Data supplied =>
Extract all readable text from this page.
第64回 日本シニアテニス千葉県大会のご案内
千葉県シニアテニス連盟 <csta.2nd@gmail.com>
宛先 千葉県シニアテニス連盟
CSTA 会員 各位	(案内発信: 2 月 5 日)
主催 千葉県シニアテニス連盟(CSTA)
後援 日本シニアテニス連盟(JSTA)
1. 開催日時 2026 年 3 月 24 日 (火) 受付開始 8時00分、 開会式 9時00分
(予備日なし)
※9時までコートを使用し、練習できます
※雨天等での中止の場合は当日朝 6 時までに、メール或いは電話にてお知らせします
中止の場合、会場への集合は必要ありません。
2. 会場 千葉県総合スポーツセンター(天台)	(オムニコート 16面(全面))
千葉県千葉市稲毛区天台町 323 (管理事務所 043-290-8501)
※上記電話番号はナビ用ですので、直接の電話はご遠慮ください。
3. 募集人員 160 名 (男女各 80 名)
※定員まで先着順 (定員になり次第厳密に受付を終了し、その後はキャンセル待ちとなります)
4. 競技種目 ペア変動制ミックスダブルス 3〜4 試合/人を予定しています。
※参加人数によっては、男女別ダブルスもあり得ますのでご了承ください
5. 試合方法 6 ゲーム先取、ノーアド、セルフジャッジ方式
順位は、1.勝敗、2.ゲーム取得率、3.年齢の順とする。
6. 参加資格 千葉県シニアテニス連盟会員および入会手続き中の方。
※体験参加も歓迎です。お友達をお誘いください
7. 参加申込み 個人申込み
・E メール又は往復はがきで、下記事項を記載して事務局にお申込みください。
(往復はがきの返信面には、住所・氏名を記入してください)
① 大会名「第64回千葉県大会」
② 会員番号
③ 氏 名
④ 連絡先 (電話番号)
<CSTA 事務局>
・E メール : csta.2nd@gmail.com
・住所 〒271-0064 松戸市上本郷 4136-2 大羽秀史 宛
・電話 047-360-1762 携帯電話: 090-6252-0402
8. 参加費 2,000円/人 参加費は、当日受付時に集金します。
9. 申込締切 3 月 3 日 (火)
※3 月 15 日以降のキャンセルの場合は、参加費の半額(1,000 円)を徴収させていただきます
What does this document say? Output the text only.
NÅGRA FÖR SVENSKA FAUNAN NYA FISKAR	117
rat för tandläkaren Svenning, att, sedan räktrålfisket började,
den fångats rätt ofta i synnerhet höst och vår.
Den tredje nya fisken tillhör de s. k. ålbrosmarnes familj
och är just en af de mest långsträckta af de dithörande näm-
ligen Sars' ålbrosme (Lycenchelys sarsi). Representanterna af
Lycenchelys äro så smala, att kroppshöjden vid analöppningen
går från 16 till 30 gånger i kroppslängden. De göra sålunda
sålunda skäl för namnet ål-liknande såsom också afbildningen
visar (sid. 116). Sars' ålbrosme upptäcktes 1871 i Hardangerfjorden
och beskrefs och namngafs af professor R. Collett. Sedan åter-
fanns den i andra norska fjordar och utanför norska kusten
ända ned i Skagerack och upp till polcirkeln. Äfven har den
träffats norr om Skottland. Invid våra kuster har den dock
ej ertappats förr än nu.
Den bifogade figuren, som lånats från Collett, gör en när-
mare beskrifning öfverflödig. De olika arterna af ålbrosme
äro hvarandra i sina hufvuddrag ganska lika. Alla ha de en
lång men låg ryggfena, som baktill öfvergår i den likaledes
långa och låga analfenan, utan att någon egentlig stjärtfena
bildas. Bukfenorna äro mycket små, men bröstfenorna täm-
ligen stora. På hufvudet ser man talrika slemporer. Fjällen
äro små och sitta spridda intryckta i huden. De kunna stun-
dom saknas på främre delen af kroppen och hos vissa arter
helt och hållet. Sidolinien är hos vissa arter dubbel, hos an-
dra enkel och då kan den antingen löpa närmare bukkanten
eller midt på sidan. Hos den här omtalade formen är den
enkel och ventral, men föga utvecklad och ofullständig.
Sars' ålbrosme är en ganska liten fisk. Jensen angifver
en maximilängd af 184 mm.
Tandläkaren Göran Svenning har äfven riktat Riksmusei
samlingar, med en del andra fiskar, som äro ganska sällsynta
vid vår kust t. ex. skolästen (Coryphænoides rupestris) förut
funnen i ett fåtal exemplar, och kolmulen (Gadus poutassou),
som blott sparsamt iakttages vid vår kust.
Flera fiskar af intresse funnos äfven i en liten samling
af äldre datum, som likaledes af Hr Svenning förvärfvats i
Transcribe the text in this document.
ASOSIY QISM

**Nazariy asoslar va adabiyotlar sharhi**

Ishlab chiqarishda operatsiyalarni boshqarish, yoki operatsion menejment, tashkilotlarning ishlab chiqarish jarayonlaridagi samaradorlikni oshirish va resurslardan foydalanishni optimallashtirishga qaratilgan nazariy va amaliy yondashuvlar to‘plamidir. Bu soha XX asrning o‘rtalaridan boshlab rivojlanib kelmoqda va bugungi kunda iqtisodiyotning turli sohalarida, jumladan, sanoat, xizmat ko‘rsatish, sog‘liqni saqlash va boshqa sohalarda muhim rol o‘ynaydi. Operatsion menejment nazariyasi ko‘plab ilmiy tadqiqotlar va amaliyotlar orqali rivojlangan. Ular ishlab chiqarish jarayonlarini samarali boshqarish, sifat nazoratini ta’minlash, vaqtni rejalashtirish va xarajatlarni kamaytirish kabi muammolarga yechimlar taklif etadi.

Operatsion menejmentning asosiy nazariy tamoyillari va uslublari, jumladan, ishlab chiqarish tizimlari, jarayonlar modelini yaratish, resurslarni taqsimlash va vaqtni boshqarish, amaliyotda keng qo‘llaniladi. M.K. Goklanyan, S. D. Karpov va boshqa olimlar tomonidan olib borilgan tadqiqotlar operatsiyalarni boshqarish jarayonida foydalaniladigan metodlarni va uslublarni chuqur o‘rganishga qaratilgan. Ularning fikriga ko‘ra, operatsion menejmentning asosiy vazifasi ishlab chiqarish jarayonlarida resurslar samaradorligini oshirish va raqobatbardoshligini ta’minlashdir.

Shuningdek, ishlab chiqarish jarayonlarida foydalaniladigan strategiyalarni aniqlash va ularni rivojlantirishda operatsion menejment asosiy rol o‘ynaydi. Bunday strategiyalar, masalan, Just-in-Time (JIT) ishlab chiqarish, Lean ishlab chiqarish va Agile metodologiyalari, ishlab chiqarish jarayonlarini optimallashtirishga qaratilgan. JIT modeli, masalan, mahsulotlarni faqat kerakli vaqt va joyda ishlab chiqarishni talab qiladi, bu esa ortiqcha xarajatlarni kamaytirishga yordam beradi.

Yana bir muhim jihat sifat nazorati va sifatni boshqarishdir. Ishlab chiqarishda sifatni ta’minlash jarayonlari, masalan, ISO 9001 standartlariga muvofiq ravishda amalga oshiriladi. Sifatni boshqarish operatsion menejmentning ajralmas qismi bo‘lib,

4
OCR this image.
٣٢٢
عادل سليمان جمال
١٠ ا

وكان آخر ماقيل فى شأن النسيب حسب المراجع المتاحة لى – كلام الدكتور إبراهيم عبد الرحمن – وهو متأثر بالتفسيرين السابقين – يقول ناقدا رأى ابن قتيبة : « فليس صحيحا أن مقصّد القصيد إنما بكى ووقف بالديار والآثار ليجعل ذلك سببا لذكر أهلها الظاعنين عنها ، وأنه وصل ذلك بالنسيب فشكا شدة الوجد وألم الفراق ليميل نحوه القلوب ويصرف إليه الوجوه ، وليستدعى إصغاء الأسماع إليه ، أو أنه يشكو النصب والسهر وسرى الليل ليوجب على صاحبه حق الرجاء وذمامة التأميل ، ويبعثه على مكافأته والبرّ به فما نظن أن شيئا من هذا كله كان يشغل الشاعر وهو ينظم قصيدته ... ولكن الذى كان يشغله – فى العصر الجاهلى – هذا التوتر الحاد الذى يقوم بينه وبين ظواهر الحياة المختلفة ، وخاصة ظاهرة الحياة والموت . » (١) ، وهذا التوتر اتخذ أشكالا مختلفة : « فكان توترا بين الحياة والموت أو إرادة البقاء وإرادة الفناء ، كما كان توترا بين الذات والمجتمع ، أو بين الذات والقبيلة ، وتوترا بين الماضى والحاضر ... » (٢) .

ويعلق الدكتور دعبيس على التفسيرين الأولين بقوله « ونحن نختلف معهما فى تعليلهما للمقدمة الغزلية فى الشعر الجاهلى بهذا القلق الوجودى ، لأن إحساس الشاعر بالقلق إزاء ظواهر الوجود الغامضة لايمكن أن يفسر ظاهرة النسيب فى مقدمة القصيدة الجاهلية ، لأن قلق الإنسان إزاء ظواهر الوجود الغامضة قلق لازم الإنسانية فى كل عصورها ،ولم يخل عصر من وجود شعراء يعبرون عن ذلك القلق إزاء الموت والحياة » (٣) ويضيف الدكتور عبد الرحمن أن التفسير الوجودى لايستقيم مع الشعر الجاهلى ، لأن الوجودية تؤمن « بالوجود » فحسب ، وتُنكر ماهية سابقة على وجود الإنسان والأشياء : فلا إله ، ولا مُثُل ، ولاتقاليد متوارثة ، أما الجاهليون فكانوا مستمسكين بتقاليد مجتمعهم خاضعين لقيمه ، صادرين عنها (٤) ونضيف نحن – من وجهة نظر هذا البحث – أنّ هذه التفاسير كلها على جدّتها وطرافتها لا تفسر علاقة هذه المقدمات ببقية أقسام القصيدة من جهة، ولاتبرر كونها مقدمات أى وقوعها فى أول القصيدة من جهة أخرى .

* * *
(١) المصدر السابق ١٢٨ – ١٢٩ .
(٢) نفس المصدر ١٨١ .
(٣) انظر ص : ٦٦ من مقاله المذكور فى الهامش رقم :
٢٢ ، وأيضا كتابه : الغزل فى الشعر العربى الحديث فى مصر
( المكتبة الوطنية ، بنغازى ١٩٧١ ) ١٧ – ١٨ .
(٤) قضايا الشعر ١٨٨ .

What to produce =>
Gather each line in the data that holds the string "liten".

Correct result =>
Sars' ålbrosme är en ganska liten fisk. Jensen angifver
Flera fiskar af intresse funnos äfven i en liten samling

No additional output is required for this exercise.